> **INSTRUCTION**
Extract every line of the material below and reproduce it faithfully.

Dataset items:
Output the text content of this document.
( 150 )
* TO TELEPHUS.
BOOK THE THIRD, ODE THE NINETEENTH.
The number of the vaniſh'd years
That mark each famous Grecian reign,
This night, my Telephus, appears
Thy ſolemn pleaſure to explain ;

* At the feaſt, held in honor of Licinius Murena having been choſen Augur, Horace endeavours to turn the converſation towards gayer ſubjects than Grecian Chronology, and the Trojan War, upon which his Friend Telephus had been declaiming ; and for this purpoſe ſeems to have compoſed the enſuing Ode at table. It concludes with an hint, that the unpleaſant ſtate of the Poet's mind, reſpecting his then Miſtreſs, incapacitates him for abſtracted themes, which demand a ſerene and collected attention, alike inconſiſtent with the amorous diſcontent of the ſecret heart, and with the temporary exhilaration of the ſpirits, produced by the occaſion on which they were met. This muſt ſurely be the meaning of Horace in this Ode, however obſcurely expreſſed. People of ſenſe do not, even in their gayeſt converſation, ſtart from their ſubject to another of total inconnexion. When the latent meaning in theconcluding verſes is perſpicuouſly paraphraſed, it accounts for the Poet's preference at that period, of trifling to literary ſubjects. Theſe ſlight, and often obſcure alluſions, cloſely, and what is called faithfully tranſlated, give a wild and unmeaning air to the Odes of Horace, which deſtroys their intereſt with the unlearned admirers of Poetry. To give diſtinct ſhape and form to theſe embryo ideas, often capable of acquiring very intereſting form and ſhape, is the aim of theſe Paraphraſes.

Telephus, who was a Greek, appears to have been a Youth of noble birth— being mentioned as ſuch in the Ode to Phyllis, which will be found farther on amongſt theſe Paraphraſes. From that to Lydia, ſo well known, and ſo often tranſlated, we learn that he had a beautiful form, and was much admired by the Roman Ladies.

> **TASK OUTPUT**
Output the text content of this document.
( 150 )
* TO TELEPHUS.
BOOK THE THIRD, ODE THE NINETEENTH.
The number of the vaniſh'd years
That mark each famous Grecian reign,
This night, my Telephus, appears
Thy ſolemn pleaſure to explain ;

* At the feaſt, held in honor of Licinius Murena having been choſen Augur, Horace endeavours to turn the converſation towards gayer ſubjects than Grecian Chronology, and the Trojan War, upon which his Friend Telephus had been declaiming ; and for this purpoſe ſeems to have compoſed the enſuing Ode at table. It concludes with an hint, that the unpleaſant ſtate of the Poet's mind, reſpecting his then Miſtreſs, incapacitates him for abſtracted themes, which demand a ſerene and collected attention, alike inconſiſtent with the amorous diſcontent of the ſecret heart, and with the temporary exhilaration of the ſpirits, produced by the occaſion on which they were met. This muſt ſurely be the meaning of Horace in this Ode, however obſcurely expreſſed. People of ſenſe do not, even in their gayeſt converſation, ſtart from their ſubject to another of total inconnexion. When the latent meaning in theconcluding verſes is perſpicuouſly paraphraſed, it accounts for the Poet's preference at that period, of trifling to literary ſubjects. Theſe ſlight, and often obſcure alluſions, cloſely, and what is called faithfully tranſlated, give a wild and unmeaning air to the Odes of Horace, which deſtroys their intereſt with the unlearned admirers of Poetry. To give diſtinct ſhape and form to theſe embryo ideas, often capable of acquiring very intereſting form and ſhape, is the aim of theſe Paraphraſes.

Telephus, who was a Greek, appears to have been a Youth of noble birth— being mentioned as ſuch in the Ode to Phyllis, which will be found farther on amongſt theſe Paraphraſes. From that to Lydia, ſo well known, and ſo often tranſlated, we learn that he had a beautiful form, and was much admired by the Roman Ladies.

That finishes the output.